**Problem description**
Output the data below in full, byte for byte. Nothing may differ.

---------------

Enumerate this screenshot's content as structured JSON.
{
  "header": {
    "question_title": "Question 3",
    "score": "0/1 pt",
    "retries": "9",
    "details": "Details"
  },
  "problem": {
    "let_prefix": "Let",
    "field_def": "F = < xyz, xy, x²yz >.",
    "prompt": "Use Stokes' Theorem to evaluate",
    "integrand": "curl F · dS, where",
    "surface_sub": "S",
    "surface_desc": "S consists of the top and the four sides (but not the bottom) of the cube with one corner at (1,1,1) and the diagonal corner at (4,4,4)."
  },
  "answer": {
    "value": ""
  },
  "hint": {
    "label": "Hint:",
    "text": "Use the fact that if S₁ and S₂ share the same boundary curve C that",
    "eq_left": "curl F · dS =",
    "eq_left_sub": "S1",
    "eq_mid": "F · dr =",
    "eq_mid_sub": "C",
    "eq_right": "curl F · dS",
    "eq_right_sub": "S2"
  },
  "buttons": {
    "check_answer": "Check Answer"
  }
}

---------------

**Result for this exercise**
Enumerate this screenshot's content as structured JSON.
{
  "header": {
    "question_title": "Question 3",
    "score": "0/1 pt",
    "retries": "9",
    "details": "Details"
  },
  "problem": {
    "let_prefix": "Let",
    "field_def": "F = < xyz, xy, x²yz >.",
    "prompt": "Use Stokes' Theorem to evaluate",
    "integrand": "curl F · dS, where",
    "surface_sub": "S",
    "surface_desc": "S consists of the top and the four sides (but not the bottom) of the cube with one corner at (1,1,1) and the diagonal corner at (4,4,4)."
  },
  "answer": {
    "value": ""
  },
  "hint": {
    "label": "Hint:",
    "text": "Use the fact that if S₁ and S₂ share the same boundary curve C that",
    "eq_left": "curl F · dS =",
    "eq_left_sub": "S1",
    "eq_mid": "F · dr =",
    "eq_mid_sub": "C",
    "eq_right": "curl F · dS",
    "eq_right_sub": "S2"
  },
  "buttons": {
    "check_answer": "Check Answer"
  }
}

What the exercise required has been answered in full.